• SUPPLIED DATA

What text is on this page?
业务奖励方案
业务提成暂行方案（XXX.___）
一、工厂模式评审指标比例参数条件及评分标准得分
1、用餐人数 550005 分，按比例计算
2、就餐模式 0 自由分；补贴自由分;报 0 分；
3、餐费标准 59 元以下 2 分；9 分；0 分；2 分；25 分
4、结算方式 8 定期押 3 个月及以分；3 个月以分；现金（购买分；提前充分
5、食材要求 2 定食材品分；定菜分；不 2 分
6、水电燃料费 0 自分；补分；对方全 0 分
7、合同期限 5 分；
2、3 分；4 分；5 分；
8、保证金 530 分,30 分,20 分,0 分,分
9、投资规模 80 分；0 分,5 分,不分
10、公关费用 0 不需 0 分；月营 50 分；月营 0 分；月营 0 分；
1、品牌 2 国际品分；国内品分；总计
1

==

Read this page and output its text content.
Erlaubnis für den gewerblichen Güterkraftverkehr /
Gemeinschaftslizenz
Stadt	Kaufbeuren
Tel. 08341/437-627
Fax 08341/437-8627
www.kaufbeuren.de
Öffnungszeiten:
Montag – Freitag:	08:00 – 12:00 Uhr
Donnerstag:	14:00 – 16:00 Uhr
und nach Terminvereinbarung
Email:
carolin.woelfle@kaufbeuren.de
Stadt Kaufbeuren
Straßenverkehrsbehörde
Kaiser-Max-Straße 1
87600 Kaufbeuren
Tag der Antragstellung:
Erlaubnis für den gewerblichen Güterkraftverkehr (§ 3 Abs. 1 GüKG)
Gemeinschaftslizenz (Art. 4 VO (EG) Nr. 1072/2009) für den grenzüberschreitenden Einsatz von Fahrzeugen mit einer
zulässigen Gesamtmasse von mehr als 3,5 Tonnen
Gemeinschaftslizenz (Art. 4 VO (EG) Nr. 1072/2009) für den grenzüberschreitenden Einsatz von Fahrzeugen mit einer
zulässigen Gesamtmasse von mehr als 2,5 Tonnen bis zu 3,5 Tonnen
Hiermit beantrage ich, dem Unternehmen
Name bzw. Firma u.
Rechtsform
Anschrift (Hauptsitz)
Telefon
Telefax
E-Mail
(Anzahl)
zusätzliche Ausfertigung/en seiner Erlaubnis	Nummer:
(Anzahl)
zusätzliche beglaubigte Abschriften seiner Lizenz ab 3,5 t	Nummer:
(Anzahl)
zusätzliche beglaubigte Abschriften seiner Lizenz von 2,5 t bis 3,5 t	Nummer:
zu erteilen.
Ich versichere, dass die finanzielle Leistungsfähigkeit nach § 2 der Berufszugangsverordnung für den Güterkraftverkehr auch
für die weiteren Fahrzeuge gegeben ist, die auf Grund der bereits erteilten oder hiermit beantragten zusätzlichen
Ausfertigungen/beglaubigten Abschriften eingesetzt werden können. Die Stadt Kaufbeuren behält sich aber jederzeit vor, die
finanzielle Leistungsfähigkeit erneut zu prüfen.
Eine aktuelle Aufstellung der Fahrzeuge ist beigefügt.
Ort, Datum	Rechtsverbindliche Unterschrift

• DIRECTIONS FOR THIS TASK
Search the entries for "Nummer" and copy out each line that has it.

• WRITTEN RESPONSE
zusätzliche Ausfertigung/en seiner Erlaubnis	Nummer:
zusätzliche beglaubigte Abschriften seiner Lizenz ab 3,5 t	Nummer:
zusätzliche beglaubigte Abschriften seiner Lizenz von 2,5 t bis 3,5 t	Nummer:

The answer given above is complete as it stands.